RAW RECORDS
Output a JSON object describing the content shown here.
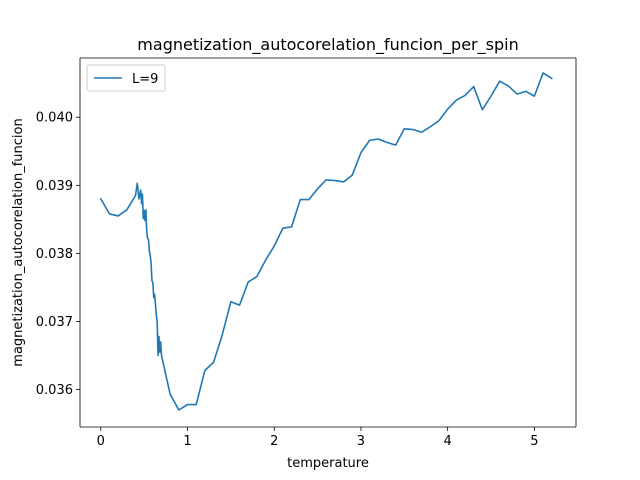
{
  "chart_data": {
    "type": "line",
    "title": "magnetization_autocorelation_funcion_per_spin",
    "xlabel": "temperature",
    "ylabel": "magnetization_autocorelation_funcion",
    "xlim": [
      -0.24,
      5.48
    ],
    "ylim": [
      0.03545,
      0.04087
    ],
    "xticks": [
      0,
      1,
      2,
      3,
      4,
      5
    ],
    "xtick_labels": [
      "0",
      "1",
      "2",
      "3",
      "4",
      "5"
    ],
    "yticks": [
      0.036,
      0.037,
      0.038,
      0.039,
      0.04
    ],
    "ytick_labels": [
      "0.036",
      "0.037",
      "0.038",
      "0.039",
      "0.040"
    ],
    "grid": false,
    "legend": {
      "position": "top-left",
      "entries": [
        "L=9"
      ]
    },
    "series": [
      {
        "name": "L=9",
        "color": "#1f77b4",
        "x": [
          0.0,
          0.1,
          0.2,
          0.3,
          0.4,
          0.42,
          0.44,
          0.46,
          0.47,
          0.48,
          0.49,
          0.5,
          0.51,
          0.52,
          0.53,
          0.54,
          0.55,
          0.56,
          0.57,
          0.58,
          0.59,
          0.6,
          0.61,
          0.62,
          0.63,
          0.64,
          0.65,
          0.66,
          0.67,
          0.68,
          0.69,
          0.7,
          0.8,
          0.9,
          1.0,
          1.1,
          1.2,
          1.3,
          1.4,
          1.5,
          1.6,
          1.7,
          1.8,
          1.9,
          2.0,
          2.1,
          2.2,
          2.3,
          2.4,
          2.5,
          2.6,
          2.7,
          2.8,
          2.9,
          3.0,
          3.1,
          3.2,
          3.3,
          3.4,
          3.5,
          3.6,
          3.7,
          3.8,
          3.9,
          4.0,
          4.1,
          4.2,
          4.3,
          4.4,
          4.5,
          4.6,
          4.7,
          4.8,
          4.9,
          5.0,
          5.1,
          5.2
        ],
        "y": [
          0.0388,
          0.03858,
          0.03855,
          0.03864,
          0.03885,
          0.03903,
          0.0388,
          0.03893,
          0.03873,
          0.03887,
          0.03851,
          0.03863,
          0.03848,
          0.03864,
          0.03831,
          0.03822,
          0.0382,
          0.03803,
          0.03797,
          0.03785,
          0.0376,
          0.03757,
          0.03735,
          0.0374,
          0.03726,
          0.0371,
          0.03699,
          0.0365,
          0.03678,
          0.03655,
          0.0367,
          0.0365,
          0.03593,
          0.0357,
          0.03578,
          0.03578,
          0.03628,
          0.0364,
          0.0368,
          0.03729,
          0.03724,
          0.03758,
          0.03766,
          0.0379,
          0.03811,
          0.03837,
          0.03839,
          0.03879,
          0.03879,
          0.03895,
          0.03908,
          0.03907,
          0.03905,
          0.03915,
          0.03948,
          0.03966,
          0.03968,
          0.03963,
          0.03959,
          0.03983,
          0.03982,
          0.03978,
          0.03986,
          0.03995,
          0.04012,
          0.04025,
          0.04032,
          0.04045,
          0.04011,
          0.04031,
          0.04053,
          0.04046,
          0.04034,
          0.04038,
          0.04031,
          0.04065,
          0.04057
        ]
      }
    ]
  }
}
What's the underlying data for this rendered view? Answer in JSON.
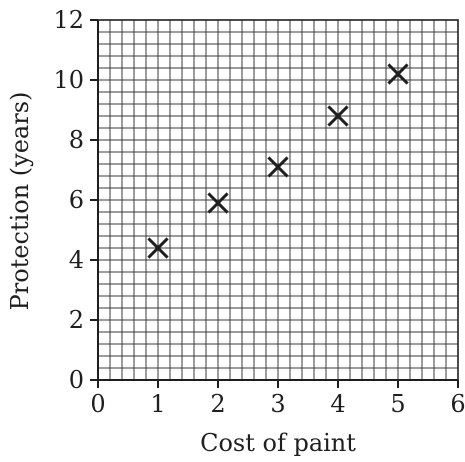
{
  "chart_data": {
    "type": "scatter",
    "title": "",
    "xlabel": "Cost of paint",
    "ylabel": "Protection (years)",
    "xlim": [
      0,
      6
    ],
    "ylim": [
      0,
      12
    ],
    "x_ticks": [
      0,
      1,
      2,
      3,
      4,
      5,
      6
    ],
    "y_ticks": [
      0,
      2,
      4,
      6,
      8,
      10,
      12
    ],
    "grid": true,
    "minor_grid_x_step": 0.2,
    "minor_grid_y_step": 0.4,
    "marker": "x",
    "points": [
      {
        "x": 1,
        "y": 4.4
      },
      {
        "x": 2,
        "y": 5.9
      },
      {
        "x": 3,
        "y": 7.1
      },
      {
        "x": 4,
        "y": 8.8
      },
      {
        "x": 5,
        "y": 10.2
      }
    ],
    "colors": {
      "axis": "#1f1f1f",
      "grid": "#3a3a3a",
      "marker": "#1f1f1f"
    }
  }
}
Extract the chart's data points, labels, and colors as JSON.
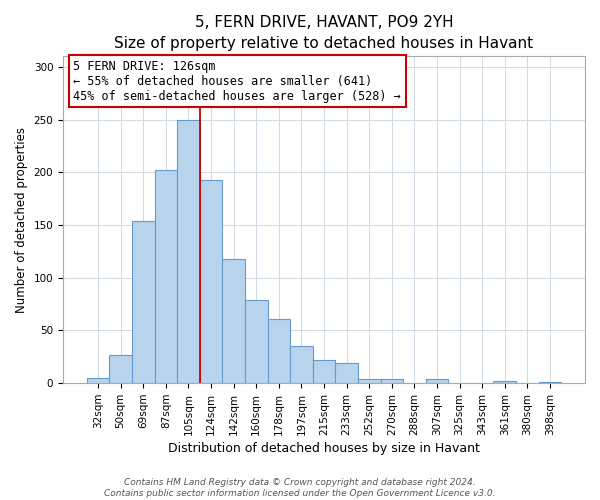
{
  "title": "5, FERN DRIVE, HAVANT, PO9 2YH",
  "subtitle": "Size of property relative to detached houses in Havant",
  "xlabel": "Distribution of detached houses by size in Havant",
  "ylabel": "Number of detached properties",
  "bar_labels": [
    "32sqm",
    "50sqm",
    "69sqm",
    "87sqm",
    "105sqm",
    "124sqm",
    "142sqm",
    "160sqm",
    "178sqm",
    "197sqm",
    "215sqm",
    "233sqm",
    "252sqm",
    "270sqm",
    "288sqm",
    "307sqm",
    "325sqm",
    "343sqm",
    "361sqm",
    "380sqm",
    "398sqm"
  ],
  "bar_values": [
    5,
    27,
    154,
    202,
    250,
    193,
    118,
    79,
    61,
    35,
    22,
    19,
    4,
    4,
    0,
    4,
    0,
    0,
    2,
    0,
    1
  ],
  "bar_color": "#b8d4ec",
  "bar_edge_color": "#6699cc",
  "vline_color": "#cc0000",
  "ylim": [
    0,
    310
  ],
  "yticks": [
    0,
    50,
    100,
    150,
    200,
    250,
    300
  ],
  "annotation_title": "5 FERN DRIVE: 126sqm",
  "annotation_line1": "← 55% of detached houses are smaller (641)",
  "annotation_line2": "45% of semi-detached houses are larger (528) →",
  "annotation_box_edge": "#cc0000",
  "footer_line1": "Contains HM Land Registry data © Crown copyright and database right 2024.",
  "footer_line2": "Contains public sector information licensed under the Open Government Licence v3.0.",
  "title_fontsize": 11,
  "subtitle_fontsize": 9.5,
  "xlabel_fontsize": 9,
  "ylabel_fontsize": 8.5,
  "tick_fontsize": 7.5,
  "footer_fontsize": 6.5,
  "annotation_fontsize": 8.5,
  "vline_bar_index": 4
}
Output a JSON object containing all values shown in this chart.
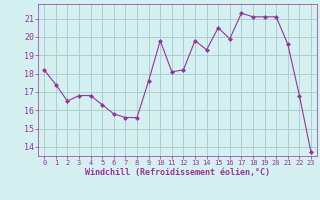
{
  "x": [
    0,
    1,
    2,
    3,
    4,
    5,
    6,
    7,
    8,
    9,
    10,
    11,
    12,
    13,
    14,
    15,
    16,
    17,
    18,
    19,
    20,
    21,
    22,
    23
  ],
  "y": [
    18.2,
    17.4,
    16.5,
    16.8,
    16.8,
    16.3,
    15.8,
    15.6,
    15.6,
    17.6,
    19.8,
    18.1,
    18.2,
    19.8,
    19.3,
    20.5,
    19.9,
    21.3,
    21.1,
    21.1,
    21.1,
    19.6,
    16.8,
    13.7
  ],
  "line_color": "#993399",
  "marker": "D",
  "marker_size": 2,
  "bg_color": "#d4f0f0",
  "grid_color": "#aacfcf",
  "xlabel": "Windchill (Refroidissement éolien,°C)",
  "xlabel_color": "#993399",
  "tick_color": "#993399",
  "ylim": [
    13.5,
    21.8
  ],
  "xlim": [
    -0.5,
    23.5
  ],
  "yticks": [
    14,
    15,
    16,
    17,
    18,
    19,
    20,
    21
  ],
  "xticks": [
    0,
    1,
    2,
    3,
    4,
    5,
    6,
    7,
    8,
    9,
    10,
    11,
    12,
    13,
    14,
    15,
    16,
    17,
    18,
    19,
    20,
    21,
    22,
    23
  ],
  "ytick_fontsize": 6,
  "xtick_fontsize": 5,
  "xlabel_fontsize": 6
}
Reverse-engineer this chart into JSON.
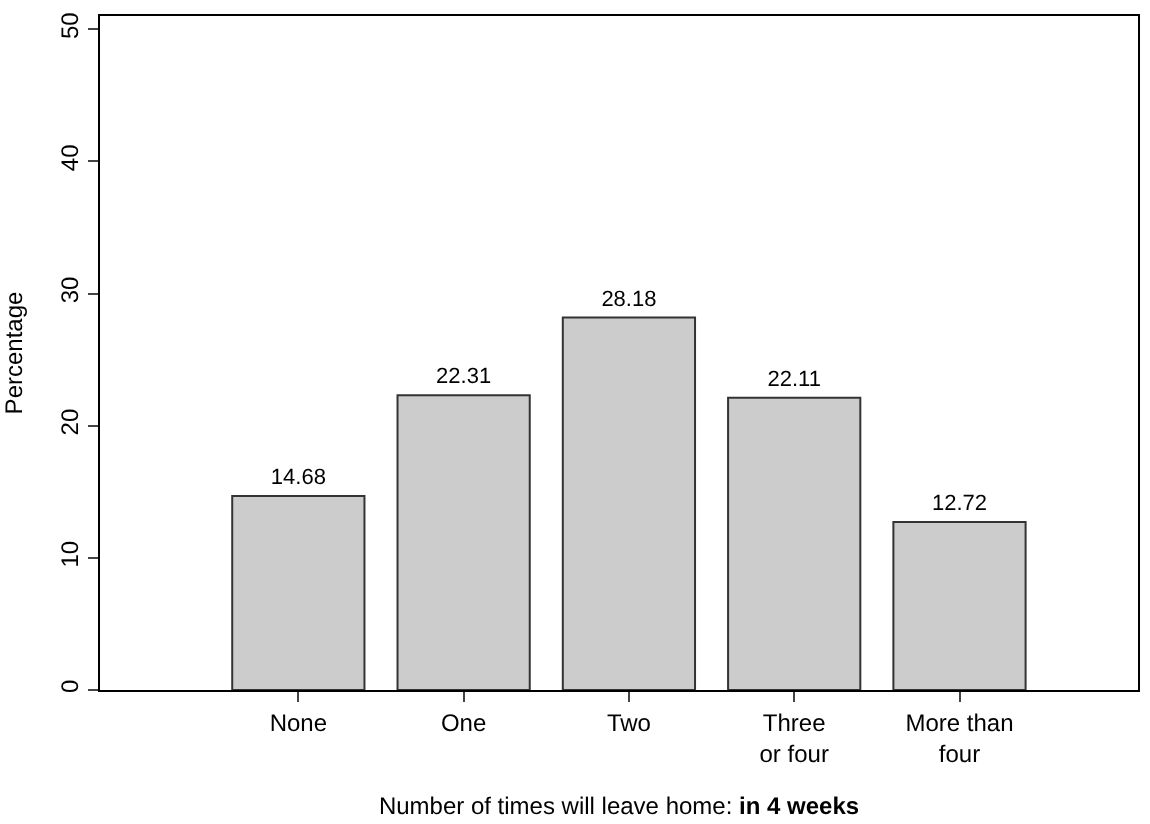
{
  "chart_data": {
    "type": "bar",
    "xlabel": "Number of times will leave home: in 4 weeks",
    "ylabel": "Percentage",
    "categories": [
      "None",
      "One",
      "Two",
      "Three\nor four",
      "More than\nfour"
    ],
    "values": [
      14.68,
      22.31,
      28.18,
      22.11,
      12.72
    ],
    "color": "#cccccc",
    "data_labels": true,
    "ylim": [
      0,
      51
    ],
    "yticks": [
      0,
      10,
      20,
      30,
      40,
      50
    ]
  }
}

WORK TO DO
Find the lines that include the string "colors", then copy each of them.

RESPONSE TO THIS EXERCISE
    "colors": {
Extract the chart's data points, labels, and colors as JSON.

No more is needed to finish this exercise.